Below are some records; retype all of them exactly.

· · · · ·

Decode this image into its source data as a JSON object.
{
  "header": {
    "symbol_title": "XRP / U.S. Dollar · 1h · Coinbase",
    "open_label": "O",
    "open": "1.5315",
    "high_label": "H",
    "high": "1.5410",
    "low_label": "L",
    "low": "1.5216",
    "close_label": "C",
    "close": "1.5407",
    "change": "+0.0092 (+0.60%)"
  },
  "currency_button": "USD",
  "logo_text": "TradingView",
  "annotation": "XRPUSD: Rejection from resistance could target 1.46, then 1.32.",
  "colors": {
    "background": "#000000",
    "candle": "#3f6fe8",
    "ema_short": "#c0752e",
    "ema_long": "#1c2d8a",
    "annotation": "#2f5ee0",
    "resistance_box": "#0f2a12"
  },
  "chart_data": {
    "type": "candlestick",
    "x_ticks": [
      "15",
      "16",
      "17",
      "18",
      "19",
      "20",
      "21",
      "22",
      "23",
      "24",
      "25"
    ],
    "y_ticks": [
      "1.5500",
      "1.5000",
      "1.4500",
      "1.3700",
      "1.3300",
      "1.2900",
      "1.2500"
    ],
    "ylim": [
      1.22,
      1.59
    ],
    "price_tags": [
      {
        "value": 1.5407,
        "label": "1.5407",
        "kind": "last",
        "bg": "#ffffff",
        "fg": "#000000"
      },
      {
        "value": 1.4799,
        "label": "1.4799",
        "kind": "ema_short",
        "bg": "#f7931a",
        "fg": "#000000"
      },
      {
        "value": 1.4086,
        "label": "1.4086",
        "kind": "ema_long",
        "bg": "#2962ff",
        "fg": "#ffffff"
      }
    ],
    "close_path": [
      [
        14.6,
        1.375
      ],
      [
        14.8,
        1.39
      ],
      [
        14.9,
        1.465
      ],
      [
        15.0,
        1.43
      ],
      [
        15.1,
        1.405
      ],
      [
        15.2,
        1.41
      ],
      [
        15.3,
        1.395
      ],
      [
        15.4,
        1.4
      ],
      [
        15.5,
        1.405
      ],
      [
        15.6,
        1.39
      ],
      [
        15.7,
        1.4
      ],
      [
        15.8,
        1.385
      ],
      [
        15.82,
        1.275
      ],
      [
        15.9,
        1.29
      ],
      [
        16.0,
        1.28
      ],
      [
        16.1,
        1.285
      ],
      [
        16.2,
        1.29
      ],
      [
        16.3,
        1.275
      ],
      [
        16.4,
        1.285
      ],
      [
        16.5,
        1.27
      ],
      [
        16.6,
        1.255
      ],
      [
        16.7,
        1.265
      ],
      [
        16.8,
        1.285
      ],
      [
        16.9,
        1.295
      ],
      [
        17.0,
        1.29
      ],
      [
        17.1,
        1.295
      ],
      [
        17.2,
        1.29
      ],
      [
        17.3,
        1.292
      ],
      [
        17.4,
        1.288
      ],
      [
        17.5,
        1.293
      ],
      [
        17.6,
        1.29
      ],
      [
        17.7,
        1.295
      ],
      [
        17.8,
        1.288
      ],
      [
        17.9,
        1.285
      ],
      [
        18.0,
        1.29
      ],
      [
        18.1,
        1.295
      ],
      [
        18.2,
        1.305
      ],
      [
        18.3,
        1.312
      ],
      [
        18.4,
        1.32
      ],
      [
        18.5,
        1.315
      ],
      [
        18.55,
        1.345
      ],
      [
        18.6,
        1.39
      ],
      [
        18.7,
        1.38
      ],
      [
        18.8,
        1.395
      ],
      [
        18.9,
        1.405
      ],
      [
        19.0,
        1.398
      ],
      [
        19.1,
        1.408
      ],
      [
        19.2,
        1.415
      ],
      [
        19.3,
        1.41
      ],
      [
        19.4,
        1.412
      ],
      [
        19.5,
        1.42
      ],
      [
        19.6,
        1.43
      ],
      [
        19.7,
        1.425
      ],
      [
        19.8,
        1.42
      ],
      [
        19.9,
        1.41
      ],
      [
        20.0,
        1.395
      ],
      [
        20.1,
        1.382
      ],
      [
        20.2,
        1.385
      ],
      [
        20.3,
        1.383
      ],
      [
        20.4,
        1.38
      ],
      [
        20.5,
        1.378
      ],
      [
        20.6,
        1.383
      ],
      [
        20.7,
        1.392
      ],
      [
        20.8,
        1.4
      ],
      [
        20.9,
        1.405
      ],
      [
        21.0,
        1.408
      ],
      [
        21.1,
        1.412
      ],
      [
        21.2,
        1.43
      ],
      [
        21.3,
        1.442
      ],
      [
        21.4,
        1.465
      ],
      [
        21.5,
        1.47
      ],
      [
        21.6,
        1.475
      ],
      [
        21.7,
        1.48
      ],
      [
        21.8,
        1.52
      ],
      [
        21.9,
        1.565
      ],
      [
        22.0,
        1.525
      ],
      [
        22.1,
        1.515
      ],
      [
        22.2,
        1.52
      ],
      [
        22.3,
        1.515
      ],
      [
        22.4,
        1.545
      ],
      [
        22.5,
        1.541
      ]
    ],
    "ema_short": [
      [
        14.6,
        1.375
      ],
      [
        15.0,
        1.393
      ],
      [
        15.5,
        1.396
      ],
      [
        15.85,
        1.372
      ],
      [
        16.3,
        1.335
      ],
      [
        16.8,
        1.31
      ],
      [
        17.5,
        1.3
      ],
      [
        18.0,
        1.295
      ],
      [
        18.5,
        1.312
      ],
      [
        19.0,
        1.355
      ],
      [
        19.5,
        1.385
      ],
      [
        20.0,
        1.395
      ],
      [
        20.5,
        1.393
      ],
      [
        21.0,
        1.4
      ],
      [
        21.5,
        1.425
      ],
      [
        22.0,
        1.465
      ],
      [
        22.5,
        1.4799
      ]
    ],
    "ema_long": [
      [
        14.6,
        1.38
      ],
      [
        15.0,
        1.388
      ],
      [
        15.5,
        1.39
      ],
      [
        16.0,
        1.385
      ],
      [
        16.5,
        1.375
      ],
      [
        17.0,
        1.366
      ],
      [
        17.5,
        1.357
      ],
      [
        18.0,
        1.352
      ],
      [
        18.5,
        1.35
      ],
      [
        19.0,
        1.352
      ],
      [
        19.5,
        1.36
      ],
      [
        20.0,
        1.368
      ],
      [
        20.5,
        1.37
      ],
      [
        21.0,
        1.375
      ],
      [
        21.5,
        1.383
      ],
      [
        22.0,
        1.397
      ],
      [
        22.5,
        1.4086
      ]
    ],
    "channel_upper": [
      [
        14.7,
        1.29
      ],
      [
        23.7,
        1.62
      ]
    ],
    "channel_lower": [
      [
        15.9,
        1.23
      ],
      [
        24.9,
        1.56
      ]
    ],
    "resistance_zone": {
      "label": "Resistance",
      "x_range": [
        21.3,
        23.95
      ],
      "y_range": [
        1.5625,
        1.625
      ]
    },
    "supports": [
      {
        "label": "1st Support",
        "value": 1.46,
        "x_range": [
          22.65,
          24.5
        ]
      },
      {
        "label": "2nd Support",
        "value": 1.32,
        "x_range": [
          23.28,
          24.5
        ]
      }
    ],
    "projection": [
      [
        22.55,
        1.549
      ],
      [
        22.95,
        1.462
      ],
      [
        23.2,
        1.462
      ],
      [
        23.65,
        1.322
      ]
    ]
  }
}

· · · · ·

## Full answer
Decode this image into its source data as a JSON object.
{
  "header": {
    "symbol_title": "XRP / U.S. Dollar · 1h · Coinbase",
    "open_label": "O",
    "open": "1.5315",
    "high_label": "H",
    "high": "1.5410",
    "low_label": "L",
    "low": "1.5216",
    "close_label": "C",
    "close": "1.5407",
    "change": "+0.0092 (+0.60%)"
  },
  "currency_button": "USD",
  "logo_text": "TradingView",
  "annotation": "XRPUSD: Rejection from resistance could target 1.46, then 1.32.",
  "colors": {
    "background": "#000000",
    "candle": "#3f6fe8",
    "ema_short": "#c0752e",
    "ema_long": "#1c2d8a",
    "annotation": "#2f5ee0",
    "resistance_box": "#0f2a12"
  },
  "chart_data": {
    "type": "candlestick",
    "x_ticks": [
      "15",
      "16",
      "17",
      "18",
      "19",
      "20",
      "21",
      "22",
      "23",
      "24",
      "25"
    ],
    "y_ticks": [
      "1.5500",
      "1.5000",
      "1.4500",
      "1.3700",
      "1.3300",
      "1.2900",
      "1.2500"
    ],
    "ylim": [
      1.22,
      1.59
    ],
    "price_tags": [
      {
        "value": 1.5407,
        "label": "1.5407",
        "kind": "last",
        "bg": "#ffffff",
        "fg": "#000000"
      },
      {
        "value": 1.4799,
        "label": "1.4799",
        "kind": "ema_short",
        "bg": "#f7931a",
        "fg": "#000000"
      },
      {
        "value": 1.4086,
        "label": "1.4086",
        "kind": "ema_long",
        "bg": "#2962ff",
        "fg": "#ffffff"
      }
    ],
    "close_path": [
      [
        14.6,
        1.375
      ],
      [
        14.8,
        1.39
      ],
      [
        14.9,
        1.465
      ],
      [
        15.0,
        1.43
      ],
      [
        15.1,
        1.405
      ],
      [
        15.2,
        1.41
      ],
      [
        15.3,
        1.395
      ],
      [
        15.4,
        1.4
      ],
      [
        15.5,
        1.405
      ],
      [
        15.6,
        1.39
      ],
      [
        15.7,
        1.4
      ],
      [
        15.8,
        1.385
      ],
      [
        15.82,
        1.275
      ],
      [
        15.9,
        1.29
      ],
      [
        16.0,
        1.28
      ],
      [
        16.1,
        1.285
      ],
      [
        16.2,
        1.29
      ],
      [
        16.3,
        1.275
      ],
      [
        16.4,
        1.285
      ],
      [
        16.5,
        1.27
      ],
      [
        16.6,
        1.255
      ],
      [
        16.7,
        1.265
      ],
      [
        16.8,
        1.285
      ],
      [
        16.9,
        1.295
      ],
      [
        17.0,
        1.29
      ],
      [
        17.1,
        1.295
      ],
      [
        17.2,
        1.29
      ],
      [
        17.3,
        1.292
      ],
      [
        17.4,
        1.288
      ],
      [
        17.5,
        1.293
      ],
      [
        17.6,
        1.29
      ],
      [
        17.7,
        1.295
      ],
      [
        17.8,
        1.288
      ],
      [
        17.9,
        1.285
      ],
      [
        18.0,
        1.29
      ],
      [
        18.1,
        1.295
      ],
      [
        18.2,
        1.305
      ],
      [
        18.3,
        1.312
      ],
      [
        18.4,
        1.32
      ],
      [
        18.5,
        1.315
      ],
      [
        18.55,
        1.345
      ],
      [
        18.6,
        1.39
      ],
      [
        18.7,
        1.38
      ],
      [
        18.8,
        1.395
      ],
      [
        18.9,
        1.405
      ],
      [
        19.0,
        1.398
      ],
      [
        19.1,
        1.408
      ],
      [
        19.2,
        1.415
      ],
      [
        19.3,
        1.41
      ],
      [
        19.4,
        1.412
      ],
      [
        19.5,
        1.42
      ],
      [
        19.6,
        1.43
      ],
      [
        19.7,
        1.425
      ],
      [
        19.8,
        1.42
      ],
      [
        19.9,
        1.41
      ],
      [
        20.0,
        1.395
      ],
      [
        20.1,
        1.382
      ],
      [
        20.2,
        1.385
      ],
      [
        20.3,
        1.383
      ],
      [
        20.4,
        1.38
      ],
      [
        20.5,
        1.378
      ],
      [
        20.6,
        1.383
      ],
      [
        20.7,
        1.392
      ],
      [
        20.8,
        1.4
      ],
      [
        20.9,
        1.405
      ],
      [
        21.0,
        1.408
      ],
      [
        21.1,
        1.412
      ],
      [
        21.2,
        1.43
      ],
      [
        21.3,
        1.442
      ],
      [
        21.4,
        1.465
      ],
      [
        21.5,
        1.47
      ],
      [
        21.6,
        1.475
      ],
      [
        21.7,
        1.48
      ],
      [
        21.8,
        1.52
      ],
      [
        21.9,
        1.565
      ],
      [
        22.0,
        1.525
      ],
      [
        22.1,
        1.515
      ],
      [
        22.2,
        1.52
      ],
      [
        22.3,
        1.515
      ],
      [
        22.4,
        1.545
      ],
      [
        22.5,
        1.541
      ]
    ],
    "ema_short": [
      [
        14.6,
        1.375
      ],
      [
        15.0,
        1.393
      ],
      [
        15.5,
        1.396
      ],
      [
        15.85,
        1.372
      ],
      [
        16.3,
        1.335
      ],
      [
        16.8,
        1.31
      ],
      [
        17.5,
        1.3
      ],
      [
        18.0,
        1.295
      ],
      [
        18.5,
        1.312
      ],
      [
        19.0,
        1.355
      ],
      [
        19.5,
        1.385
      ],
      [
        20.0,
        1.395
      ],
      [
        20.5,
        1.393
      ],
      [
        21.0,
        1.4
      ],
      [
        21.5,
        1.425
      ],
      [
        22.0,
        1.465
      ],
      [
        22.5,
        1.4799
      ]
    ],
    "ema_long": [
      [
        14.6,
        1.38
      ],
      [
        15.0,
        1.388
      ],
      [
        15.5,
        1.39
      ],
      [
        16.0,
        1.385
      ],
      [
        16.5,
        1.375
      ],
      [
        17.0,
        1.366
      ],
      [
        17.5,
        1.357
      ],
      [
        18.0,
        1.352
      ],
      [
        18.5,
        1.35
      ],
      [
        19.0,
        1.352
      ],
      [
        19.5,
        1.36
      ],
      [
        20.0,
        1.368
      ],
      [
        20.5,
        1.37
      ],
      [
        21.0,
        1.375
      ],
      [
        21.5,
        1.383
      ],
      [
        22.0,
        1.397
      ],
      [
        22.5,
        1.4086
      ]
    ],
    "channel_upper": [
      [
        14.7,
        1.29
      ],
      [
        23.7,
        1.62
      ]
    ],
    "channel_lower": [
      [
        15.9,
        1.23
      ],
      [
        24.9,
        1.56
      ]
    ],
    "resistance_zone": {
      "label": "Resistance",
      "x_range": [
        21.3,
        23.95
      ],
      "y_range": [
        1.5625,
        1.625
      ]
    },
    "supports": [
      {
        "label": "1st Support",
        "value": 1.46,
        "x_range": [
          22.65,
          24.5
        ]
      },
      {
        "label": "2nd Support",
        "value": 1.32,
        "x_range": [
          23.28,
          24.5
        ]
      }
    ],
    "projection": [
      [
        22.55,
        1.549
      ],
      [
        22.95,
        1.462
      ],
      [
        23.2,
        1.462
      ],
      [
        23.65,
        1.322
      ]
    ]
  }
}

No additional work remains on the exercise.